#### Source passage ####

Christoforou, Jacek Dmochowski, Barbara Hanna, CLaus Bahlmann, Maneesh

Kumar Singh, and Shih-Fu Chang. In a blink of an eye and a

switch of a transistor: Cortically coupled computer vision. Proceedings of the IEEE, 98(3):462-478, 2010.

[10] Gerwin Schalk, Peter Brunner, Lester A. Gerhardt, Horst Bischof, and Jonathan R.Wolpaw. Brain-computer interfaces (BCIs): Detection instead of classification. Journal of Neuroscience Methods, 167:51-62, 2008.

[11] Berhard Scholkopf, John C. Piatt, John Shawe-Tyler, Alex J. Smola, and Robert C. Williamson. Estimating the support of a high-dimensional distribution. Neural Computation, 13 : 1443-1471, 2001.

[12] Bernhard Scholkopf and Alexander J. Smola. Learning with Kernels. The MIT Press, 2001.

[13] David M. J. Tax and Robert P.W. Duin. Support vector domain description. Pattern Recognition Letters, 20: 1191-1199, 1999.

[14] Jonathan R. Wolpaw, Niels Birbaumer, Dennis J. McFarland, Gert

Pfurtscheller, and Theresa M. Vaughan. Brain-computer interfaces for

communication and control. Clinical Neurophysiology, 113 (6): 767-791,

2002.

[15] Thorsten O. Zander and Christian Kothe. Towards passive braincomputer interfaces: applying brain-computer interface technology to

human-machine systems in general. Journal of Neural Engineering, 8(2):

025005 (5pp), 2011.

Claims

1. Method for providing a brain-computer interface, comprising:

obtaining a classification model as part of a processing pipeline for processing an input signal (£), the input signal comprising a neural signature to be detected by the classification model,

wherein obtaining the classification model comprises training the classification model using the input signal and assigning one or more labels to the input signal at different time points, wherein each label indicates whether the input signal at the associated time point of the label should be classified as a target activity by the classification model, further comprising processing steps for

- specifying a polynomial kernel using predetermined polynomial kernel

parameters, that induces a mapping of the whitened time series to a linearly separable feature space,

- classifying the feature space using the output of the polynomial kernel,

predetermined classification parameters, and weights,

2. Method according to claim 1, further comprising executing the classification model using the determined weights and an input signal.

3. Method according to any one of claims 1-2, wherein the polynomial kernel is a non-linear polynomial kernel.

4. Method according to any one of claims 1-3, wherein the numerical optimization procedure is executed for a kernel machine.

5. Method according to any one of claims 1-4, wherein whitening the input signal comprises an adaptive whitening step for removing correlations in the input signal.

6. Method according to claim 5, wherein the whitening comprises adaptive sensor covariance estimation having a rate of adaptation defined by a half-life of less than 60 seconds, e.g. less than 50 seconds, e.g. 30 seconds. .

7. Method according to any one of claims 1-6, wherein the whitening further comprises filtering the input signal using a high-pass filter with a cut-off frequency of less than 5 Hz, e.g. 1 Hz.

#### Data section ####

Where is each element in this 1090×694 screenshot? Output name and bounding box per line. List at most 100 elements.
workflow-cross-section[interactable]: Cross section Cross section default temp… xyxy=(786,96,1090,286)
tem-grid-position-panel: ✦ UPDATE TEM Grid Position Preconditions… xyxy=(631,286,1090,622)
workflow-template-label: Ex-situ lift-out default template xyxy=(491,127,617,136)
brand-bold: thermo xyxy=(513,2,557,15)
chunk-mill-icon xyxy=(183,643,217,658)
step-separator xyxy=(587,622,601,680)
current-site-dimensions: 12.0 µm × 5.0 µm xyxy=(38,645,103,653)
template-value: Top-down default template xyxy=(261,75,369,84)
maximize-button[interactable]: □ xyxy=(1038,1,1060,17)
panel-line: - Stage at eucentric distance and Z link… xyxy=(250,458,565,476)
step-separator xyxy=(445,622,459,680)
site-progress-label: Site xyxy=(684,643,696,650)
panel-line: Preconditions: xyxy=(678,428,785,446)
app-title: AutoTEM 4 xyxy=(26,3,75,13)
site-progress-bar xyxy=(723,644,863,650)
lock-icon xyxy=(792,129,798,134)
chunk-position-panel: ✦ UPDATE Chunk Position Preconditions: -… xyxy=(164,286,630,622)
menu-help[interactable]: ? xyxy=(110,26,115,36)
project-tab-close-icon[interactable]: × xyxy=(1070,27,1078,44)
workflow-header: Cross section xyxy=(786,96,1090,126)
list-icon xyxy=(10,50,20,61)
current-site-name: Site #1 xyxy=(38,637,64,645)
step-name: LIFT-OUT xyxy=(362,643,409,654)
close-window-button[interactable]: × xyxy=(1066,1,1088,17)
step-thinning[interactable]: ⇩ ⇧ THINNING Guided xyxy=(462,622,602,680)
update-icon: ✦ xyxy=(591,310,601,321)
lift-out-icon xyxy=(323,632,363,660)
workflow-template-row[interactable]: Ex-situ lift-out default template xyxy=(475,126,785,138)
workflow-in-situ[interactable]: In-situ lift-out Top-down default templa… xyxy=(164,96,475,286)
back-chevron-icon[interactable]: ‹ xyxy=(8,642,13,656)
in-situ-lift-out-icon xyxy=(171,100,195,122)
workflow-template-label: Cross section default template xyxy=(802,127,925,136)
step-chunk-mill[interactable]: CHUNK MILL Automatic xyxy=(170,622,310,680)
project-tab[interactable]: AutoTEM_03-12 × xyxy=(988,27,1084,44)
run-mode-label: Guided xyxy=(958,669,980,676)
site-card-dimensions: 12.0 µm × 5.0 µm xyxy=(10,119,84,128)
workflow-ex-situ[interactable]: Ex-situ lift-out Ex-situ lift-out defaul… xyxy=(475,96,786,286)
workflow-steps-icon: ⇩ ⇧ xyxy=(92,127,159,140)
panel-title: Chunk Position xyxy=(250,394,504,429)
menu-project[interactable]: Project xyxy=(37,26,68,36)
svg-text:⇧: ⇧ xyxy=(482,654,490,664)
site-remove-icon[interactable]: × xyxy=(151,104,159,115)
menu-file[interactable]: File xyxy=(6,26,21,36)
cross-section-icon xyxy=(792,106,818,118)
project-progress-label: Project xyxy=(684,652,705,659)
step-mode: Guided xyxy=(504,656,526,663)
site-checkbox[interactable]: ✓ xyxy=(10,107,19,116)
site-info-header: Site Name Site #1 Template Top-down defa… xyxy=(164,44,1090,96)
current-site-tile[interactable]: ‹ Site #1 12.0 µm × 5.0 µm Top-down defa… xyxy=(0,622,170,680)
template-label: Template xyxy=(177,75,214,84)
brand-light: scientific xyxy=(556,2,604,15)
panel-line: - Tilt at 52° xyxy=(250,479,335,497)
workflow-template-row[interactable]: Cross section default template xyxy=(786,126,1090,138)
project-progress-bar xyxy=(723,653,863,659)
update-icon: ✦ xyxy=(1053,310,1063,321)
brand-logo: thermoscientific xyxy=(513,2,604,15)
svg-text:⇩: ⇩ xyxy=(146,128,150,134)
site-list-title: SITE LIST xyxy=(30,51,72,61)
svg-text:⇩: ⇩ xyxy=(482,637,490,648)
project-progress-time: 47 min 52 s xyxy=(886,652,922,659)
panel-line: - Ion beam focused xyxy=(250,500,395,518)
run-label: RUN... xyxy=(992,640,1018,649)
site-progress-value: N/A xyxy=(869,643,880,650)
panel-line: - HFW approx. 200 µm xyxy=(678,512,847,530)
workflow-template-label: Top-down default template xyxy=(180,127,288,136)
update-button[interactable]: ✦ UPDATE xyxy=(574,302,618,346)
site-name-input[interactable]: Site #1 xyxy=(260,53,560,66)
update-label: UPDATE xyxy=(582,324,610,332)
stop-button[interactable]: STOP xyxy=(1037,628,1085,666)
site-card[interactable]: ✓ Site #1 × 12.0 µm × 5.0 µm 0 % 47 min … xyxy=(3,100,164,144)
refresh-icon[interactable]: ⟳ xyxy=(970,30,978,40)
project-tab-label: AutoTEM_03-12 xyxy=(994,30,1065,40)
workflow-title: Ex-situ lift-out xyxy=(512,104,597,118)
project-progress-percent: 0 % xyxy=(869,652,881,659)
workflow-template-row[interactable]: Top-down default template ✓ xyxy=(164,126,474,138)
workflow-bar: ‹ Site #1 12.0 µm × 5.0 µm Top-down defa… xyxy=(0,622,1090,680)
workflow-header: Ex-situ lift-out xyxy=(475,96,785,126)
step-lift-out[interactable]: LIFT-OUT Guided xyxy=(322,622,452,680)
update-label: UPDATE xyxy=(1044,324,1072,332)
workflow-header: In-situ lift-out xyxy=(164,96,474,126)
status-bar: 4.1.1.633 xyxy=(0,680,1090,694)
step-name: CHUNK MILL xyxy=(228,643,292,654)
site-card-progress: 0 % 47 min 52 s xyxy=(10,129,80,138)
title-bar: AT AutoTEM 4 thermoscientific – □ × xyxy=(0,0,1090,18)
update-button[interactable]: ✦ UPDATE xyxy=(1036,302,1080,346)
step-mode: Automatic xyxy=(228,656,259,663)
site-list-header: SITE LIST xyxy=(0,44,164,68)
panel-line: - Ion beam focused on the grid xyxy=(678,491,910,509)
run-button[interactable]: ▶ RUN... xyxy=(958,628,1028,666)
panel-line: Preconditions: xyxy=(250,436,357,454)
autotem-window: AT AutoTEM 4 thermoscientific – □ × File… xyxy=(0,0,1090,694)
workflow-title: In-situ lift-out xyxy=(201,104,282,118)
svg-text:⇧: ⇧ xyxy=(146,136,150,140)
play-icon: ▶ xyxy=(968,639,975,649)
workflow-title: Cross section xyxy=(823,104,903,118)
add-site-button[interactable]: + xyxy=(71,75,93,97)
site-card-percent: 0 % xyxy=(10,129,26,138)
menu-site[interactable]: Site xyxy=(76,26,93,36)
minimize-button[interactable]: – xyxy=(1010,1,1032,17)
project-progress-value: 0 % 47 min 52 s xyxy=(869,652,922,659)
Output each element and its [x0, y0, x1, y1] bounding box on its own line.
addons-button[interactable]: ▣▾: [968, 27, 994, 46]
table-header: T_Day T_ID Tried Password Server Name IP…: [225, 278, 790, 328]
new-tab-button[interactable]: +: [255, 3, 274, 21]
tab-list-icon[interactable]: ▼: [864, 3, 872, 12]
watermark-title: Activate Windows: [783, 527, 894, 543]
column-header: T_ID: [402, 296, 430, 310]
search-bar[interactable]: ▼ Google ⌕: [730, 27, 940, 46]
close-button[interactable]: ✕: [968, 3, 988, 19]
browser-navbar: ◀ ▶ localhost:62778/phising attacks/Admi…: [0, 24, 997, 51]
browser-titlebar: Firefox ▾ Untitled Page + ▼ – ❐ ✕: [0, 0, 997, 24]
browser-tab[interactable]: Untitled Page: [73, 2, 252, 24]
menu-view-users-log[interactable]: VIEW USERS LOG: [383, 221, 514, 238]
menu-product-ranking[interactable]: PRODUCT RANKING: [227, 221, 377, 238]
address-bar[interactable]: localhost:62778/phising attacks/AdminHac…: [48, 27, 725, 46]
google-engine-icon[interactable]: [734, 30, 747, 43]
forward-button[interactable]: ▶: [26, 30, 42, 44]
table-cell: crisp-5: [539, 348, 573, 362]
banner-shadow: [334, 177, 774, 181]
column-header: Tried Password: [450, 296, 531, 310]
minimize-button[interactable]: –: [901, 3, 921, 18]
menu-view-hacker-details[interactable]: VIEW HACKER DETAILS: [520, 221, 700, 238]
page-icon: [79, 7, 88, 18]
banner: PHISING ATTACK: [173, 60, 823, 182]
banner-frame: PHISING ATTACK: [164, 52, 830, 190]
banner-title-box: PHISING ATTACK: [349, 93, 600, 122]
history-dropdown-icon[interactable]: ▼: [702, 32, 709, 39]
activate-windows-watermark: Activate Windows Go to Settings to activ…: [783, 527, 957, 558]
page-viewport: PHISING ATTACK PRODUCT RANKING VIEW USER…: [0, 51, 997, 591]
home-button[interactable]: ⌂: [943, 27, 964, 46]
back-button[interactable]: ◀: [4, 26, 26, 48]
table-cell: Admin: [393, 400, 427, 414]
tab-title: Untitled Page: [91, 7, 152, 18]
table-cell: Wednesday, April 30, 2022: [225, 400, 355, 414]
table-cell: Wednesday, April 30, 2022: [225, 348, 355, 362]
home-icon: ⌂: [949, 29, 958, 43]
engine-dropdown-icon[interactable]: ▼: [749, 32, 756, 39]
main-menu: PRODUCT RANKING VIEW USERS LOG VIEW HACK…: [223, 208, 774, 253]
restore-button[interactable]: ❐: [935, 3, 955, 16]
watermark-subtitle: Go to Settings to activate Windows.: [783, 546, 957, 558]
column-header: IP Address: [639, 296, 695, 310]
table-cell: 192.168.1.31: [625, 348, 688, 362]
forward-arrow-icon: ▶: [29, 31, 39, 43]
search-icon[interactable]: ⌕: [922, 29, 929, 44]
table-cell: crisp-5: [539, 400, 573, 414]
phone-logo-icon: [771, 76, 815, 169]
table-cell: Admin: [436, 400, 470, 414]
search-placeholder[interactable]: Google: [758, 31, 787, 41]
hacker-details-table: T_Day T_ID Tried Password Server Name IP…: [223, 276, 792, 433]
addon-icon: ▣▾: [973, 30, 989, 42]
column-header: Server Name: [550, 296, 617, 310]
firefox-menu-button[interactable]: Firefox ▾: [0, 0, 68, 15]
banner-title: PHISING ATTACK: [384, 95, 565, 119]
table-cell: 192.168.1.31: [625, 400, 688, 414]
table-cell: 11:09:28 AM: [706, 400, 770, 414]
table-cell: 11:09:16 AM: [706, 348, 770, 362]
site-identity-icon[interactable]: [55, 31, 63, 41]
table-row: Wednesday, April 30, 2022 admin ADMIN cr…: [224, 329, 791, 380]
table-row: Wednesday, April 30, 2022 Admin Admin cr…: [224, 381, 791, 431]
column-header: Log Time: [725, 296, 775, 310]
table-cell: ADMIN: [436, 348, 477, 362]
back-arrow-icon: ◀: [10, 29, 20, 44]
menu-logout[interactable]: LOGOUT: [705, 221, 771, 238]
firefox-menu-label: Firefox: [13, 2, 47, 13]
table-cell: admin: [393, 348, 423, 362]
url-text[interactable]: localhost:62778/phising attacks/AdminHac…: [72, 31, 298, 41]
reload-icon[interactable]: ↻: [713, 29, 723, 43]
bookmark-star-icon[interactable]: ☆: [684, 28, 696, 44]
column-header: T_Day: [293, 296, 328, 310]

####

- **About this exercise**: Repeat the patent excerpt word for word, starting at "2. Method according" and ending at "a kernel machine.". The rows have no connection to the patent excerpt.

- **Task response**:
2. Method according to claim 1, further comprising executing the classification model using the determined weights and an input signal.

3. Method according to any one of claims 1-2, wherein the polynomial kernel is a non-linear polynomial kernel.

4. Method according to any one of claims 1-3, wherein the numerical optimization procedure is executed for a kernel machine.